Instruction A
In the K-Electric passage, how much additional power is KE drawing from the national grid to meet demand during Ramazan?
Instruction B
Reproduce everything in the K-Electric passage from "Pursuant to the" down to "the circular debt.".

Document section

## Begin

CCoE in its decision of August 27, 2020 directed that “KE and NTDC should start taking necessary actions for transmission arrangements for supply of an additional 350-450 MW immediately to ensure availability of power supply to Karachi in time for meeting its power demand during peak summer season starting from March 2021”.
Pursuant to the CCoE decision, KE is drawing an additional 350MW from the national grid in addition to 650MW to meet the emergent demand during the month of Ramazan.
The circular debt management plan approved by cabinet assumes that the agreements and payment issues with KE would be resolved to contain the impact of KE nonpayment on the circular debt.
K-Electric has agreed in principle to be treated on the same principles as applied to the ten Discos. The primary rationale for this is that no other provision exists under the existing Nepra Rules and Regulations for withdrawal of electricity from the national grid. While, KE has agreed to be ranked at par with ten Discos, there are still a few areas of disagreement which, according to Power Division, will have an adverse impact on circular debt.
The confronting issues are as follows: (i) KE desires the payments to CPPA-G be adjusted against the subsidies to be provided by the GoP which is not supported by Power Division; (ii) K-Electric agrees to provide a SBLC (standby letter of credit) as a guarantee against payment. Power Division, to the contrary, is insisting on SBLC backed by an escrow arrangement for replenishment of SBLC upon encashment. Power Division also argues that KE should provide a pari passu charge on its Master Collection Account (MCA) to ensure payment against the power purchase; (iii) KE wants to shift towards Maximum Demand Indicator (MDI) recorded on co-incidental basis. However, this cannot be supported as entire system is being operated on non-coincidental basis; and (iv) KE insists that the power provided to it may be made available as on ‘base-load’/unwavering basis whereas CPPA-G argues that the KE is to be treated at par with the rest of the country on ‘firm’ and ‘pro-rata’ basis, whereas, if there is any shortfall of available power in NTDC system, K-Electric shall have to share it under N-1contingency.

## End

Supplied records
## Begin

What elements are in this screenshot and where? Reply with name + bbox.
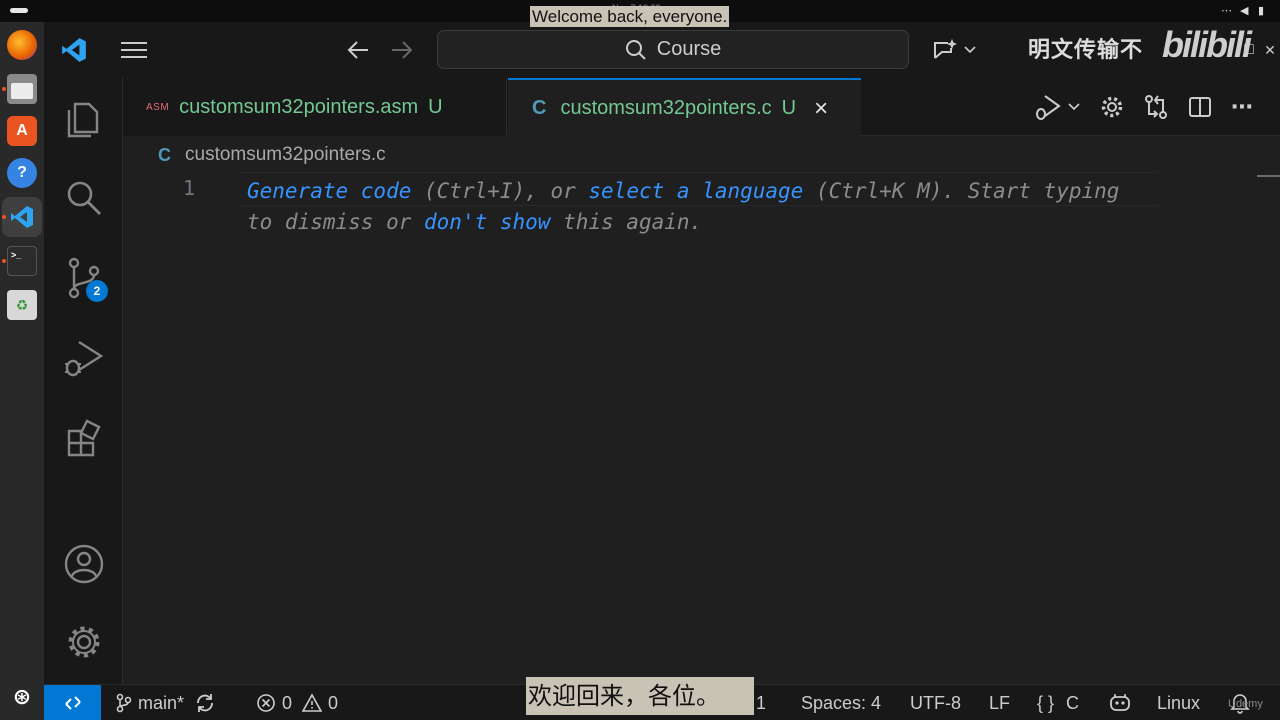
udemy-watermark: Udemy [1228,698,1263,710]
bilibili-watermark-logo: bilibili [1162,24,1252,65]
branch-name: main* [138,692,185,713]
encoding-status[interactable]: UTF-8 [910,685,961,720]
remote-indicator-icon[interactable] [44,685,101,720]
branch-status[interactable]: main* [116,685,216,720]
network-icon[interactable]: ⋯ [1221,4,1232,18]
vscode-logo-icon [58,34,90,66]
select-language-link[interactable]: select a language [588,179,803,203]
firefox-icon[interactable] [7,30,37,60]
braces-icon: { } [1037,692,1055,713]
running-indicator [2,215,6,219]
app-center-icon[interactable]: A [7,116,37,146]
compare-changes-icon[interactable] [1141,90,1171,124]
dont-show-link[interactable]: don't show [424,210,550,234]
language-name: C [1066,692,1080,713]
copilot-status-icon[interactable] [1108,685,1132,720]
language-mode[interactable]: { } C [1037,685,1079,720]
tab-c-file[interactable]: C customsum32pointers.c U × [508,78,861,137]
warning-count: 0 [328,692,339,713]
warning-icon [302,693,323,712]
split-editor-icon[interactable] [1185,90,1215,124]
error-icon [257,694,275,712]
help-icon[interactable]: ? [7,158,37,188]
menu-icon[interactable] [118,36,150,64]
tab-label: customsum32pointers.c [560,97,772,119]
close-tab-icon[interactable]: × [814,95,828,123]
sync-icon[interactable] [194,692,216,714]
activities-indicator[interactable] [10,8,28,13]
run-debug-icon[interactable] [63,336,105,378]
line-number: 1 [183,176,196,200]
ubuntu-dock: A ? >_ ♻ ⊛ [0,22,44,720]
battery-icon[interactable]: ▮ [1258,4,1264,18]
tab-asm-file[interactable]: ASM customsum32pointers.asm U [123,78,507,136]
platform-status[interactable]: Linux [1157,685,1200,720]
window-maximize-icon[interactable]: □ [1241,36,1257,64]
problems-status[interactable]: 0 0 [256,685,338,720]
generate-code-link[interactable]: Generate code [247,179,411,203]
breadcrumb-file[interactable]: customsum32pointers.c [185,144,386,166]
overview-ruler-mark [1257,175,1280,177]
hint-text: this again. [550,210,703,234]
ubuntu-icon[interactable]: ⊛ [7,682,37,712]
volume-icon[interactable]: ◀ [1240,4,1248,18]
video-subtitle-chinese: 欢迎回来，各位。 [526,677,754,715]
search-icon [625,39,646,60]
search-icon[interactable] [63,177,105,219]
source-control-badge: 2 [86,280,108,302]
code-editor[interactable]: 1 Generate code (Ctrl+I), or select a la… [123,170,1280,684]
forward-arrow-icon[interactable] [388,36,416,64]
files-icon[interactable] [7,74,37,104]
watermark-text: 明文传输不 [1028,37,1144,62]
breadcrumb[interactable]: C customsum32pointers.c [158,142,386,168]
settings-gear-icon[interactable] [1097,90,1127,124]
video-subtitle-english: Welcome back, everyone. [530,6,730,27]
explorer-icon[interactable] [63,97,105,139]
vscode-title-bar: Course 明文传输不 bilibili □ ✕ [44,22,1280,78]
untracked-status: U [428,95,443,118]
back-arrow-icon[interactable] [344,36,372,64]
c-file-icon: C [158,144,171,165]
c-file-icon: C [532,97,547,119]
vscode-icon[interactable] [7,202,37,232]
running-indicator [2,259,6,263]
editor-tab-bar: ASM customsum32pointers.asm U C customsu… [123,78,1280,137]
empty-editor-hint: Generate code (Ctrl+I), or select a lang… [247,176,1147,238]
indentation-status[interactable]: Spaces: 4 [801,685,881,720]
command-center-search[interactable]: Course [437,30,909,69]
activity-bar: 2 [44,78,123,684]
untracked-status: U [781,97,797,119]
tab-label: customsum32pointers.asm [179,95,419,118]
extensions-icon[interactable] [63,417,105,459]
error-count: 0 [282,692,293,713]
branch-icon [116,693,132,713]
manage-gear-icon[interactable] [63,621,105,663]
window-close-icon[interactable]: ✕ [1262,36,1278,64]
asm-file-icon: ASM [146,101,170,113]
copilot-menu-icon[interactable] [928,36,980,64]
eol-status[interactable]: LF [989,685,1010,720]
more-actions-icon[interactable]: ⋯ [1227,90,1257,124]
terminal-icon[interactable]: >_ [7,246,37,276]
hint-text: (Ctrl+I), or [411,179,589,203]
run-debug-dropdown-icon[interactable] [1029,90,1085,124]
account-icon[interactable] [63,543,105,585]
running-indicator [2,87,6,91]
trash-icon[interactable]: ♻ [7,290,37,320]
search-text: Course [656,38,722,60]
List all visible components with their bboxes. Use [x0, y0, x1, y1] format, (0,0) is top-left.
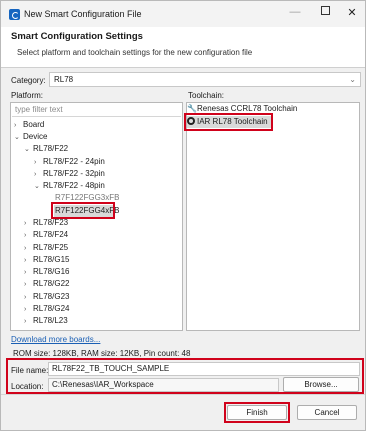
category-label: Category: [11, 76, 46, 85]
category-value: RL78 [54, 75, 74, 84]
tree-label: RL78/G24 [33, 304, 70, 313]
tree-item-device[interactable]: ⌄ Device [14, 131, 47, 143]
cancel-button[interactable]: Cancel [297, 405, 357, 420]
filter-input[interactable]: type filter text [12, 104, 181, 117]
toolchain-list-panel [186, 102, 360, 331]
tree-label: RL78/L23 [33, 316, 68, 325]
header-title: Smart Configuration Settings [11, 31, 143, 42]
tree-item-rl78-f24[interactable]: › RL78/F24 [24, 229, 68, 241]
tree-label: RL78/F22 - 32pin [43, 169, 105, 178]
title-bar: New Smart Configuration File — ✕ [1, 1, 365, 27]
header-description: Select platform and toolchain settings f… [17, 48, 253, 57]
tree-item-board[interactable]: › Board [14, 119, 44, 131]
toolchain-label: Toolchain: [188, 91, 225, 100]
tree-item-rl78-f23[interactable]: › RL78/F23 [24, 217, 68, 229]
category-select[interactable]: RL78 ⌄ [49, 72, 361, 87]
dialog-header: Smart Configuration Settings Select plat… [1, 27, 365, 67]
tree-label: RL78/F23 [33, 218, 69, 227]
header-divider [1, 67, 365, 68]
tree-item-rl78-f25[interactable]: › RL78/F25 [24, 242, 68, 254]
maximize-icon [320, 6, 330, 15]
tree-label: RL78/G16 [33, 267, 70, 276]
chevron-right-icon: › [24, 232, 27, 239]
app-icon [9, 9, 20, 20]
highlight-box-finish [224, 402, 290, 423]
footer-divider [1, 394, 365, 395]
tree-item-f22-32pin[interactable]: › RL78/F22 - 32pin [34, 168, 105, 180]
tree-label: RL78/G22 [33, 279, 70, 288]
chevron-right-icon: › [24, 281, 27, 288]
tree-label: RL78/F22 [33, 144, 69, 153]
tree-item-rl78-g24[interactable]: › RL78/G24 [24, 303, 69, 315]
chevron-down-icon: ⌄ [14, 134, 20, 141]
minimize-button[interactable]: — [285, 6, 305, 18]
window-title: New Smart Configuration File [24, 9, 142, 19]
tree-label: R7F122FGG3xFB [55, 193, 120, 202]
tree-label: Board [23, 120, 45, 129]
tree-item-f22-24pin[interactable]: › RL78/F22 - 24pin [34, 156, 105, 168]
tree-item-f22-48pin[interactable]: ⌄ RL78/F22 - 48pin [34, 180, 105, 192]
tree-item-rl78-g15[interactable]: › RL78/G15 [24, 254, 69, 266]
dialog-window: New Smart Configuration File — ✕ Smart C… [0, 0, 366, 431]
tree-item-rl78-f22[interactable]: ⌄ RL78/F22 [24, 143, 68, 155]
chevron-down-icon: ⌄ [34, 183, 40, 190]
device-info: ROM size: 128KB, RAM size: 12KB, Pin cou… [13, 349, 191, 358]
highlight-box-toolchain [184, 113, 273, 131]
download-boards-link[interactable]: Download more boards... [11, 335, 100, 344]
platform-label: Platform: [11, 91, 44, 100]
tree-label: RL78/G23 [33, 292, 70, 301]
chevron-down-icon: ⌄ [349, 75, 356, 84]
chevron-right-icon: › [24, 318, 27, 325]
chevron-down-icon: ⌄ [24, 146, 30, 153]
tree-label: RL78/G15 [33, 255, 70, 264]
highlight-box-file [6, 358, 364, 394]
maximize-button[interactable] [315, 6, 335, 18]
toolchain-label-text: Renesas CCRL78 Toolchain [197, 104, 298, 113]
tree-label: RL78/F24 [33, 230, 69, 239]
tree-item-rl78-g22[interactable]: › RL78/G22 [24, 278, 69, 290]
close-button[interactable]: ✕ [342, 6, 362, 19]
tree-item-rl78-l23[interactable]: › RL78/L23 [24, 315, 68, 327]
tree-label: RL78/F25 [33, 243, 69, 252]
tree-label: RL78/F22 - 24pin [43, 157, 105, 166]
tree-item-rl78-g16[interactable]: › RL78/G16 [24, 266, 69, 278]
tree-label: Device [23, 132, 48, 141]
tree-item-rl78-g23[interactable]: › RL78/G23 [24, 291, 69, 303]
tree-label: RL78/F22 - 48pin [43, 181, 105, 190]
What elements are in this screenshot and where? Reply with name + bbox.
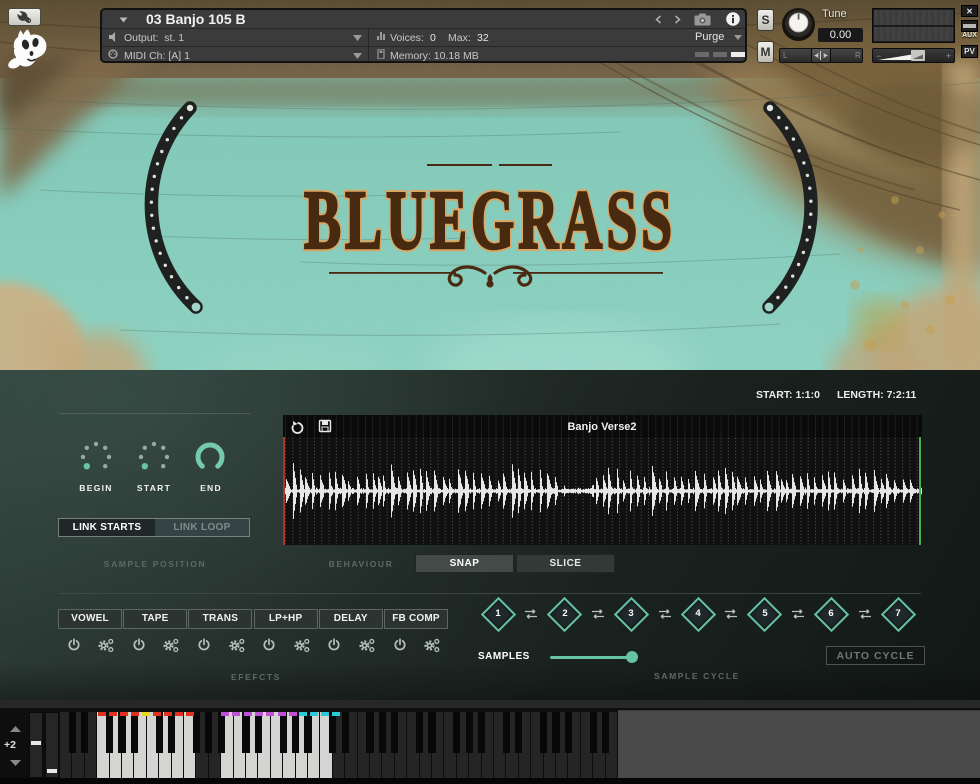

## End

Complete output A
An additional 350MW, on top of 650MW.

Complete output B
Pursuant to the CCoE decision, KE is drawing an additional 350MW from the national grid in addition to 650MW to meet the emergent demand during the month of Ramazan.
The circular debt management plan approved by cabinet assumes that the agreements and payment issues with KE would be resolved to contain the impact of KE nonpayment on the circular debt.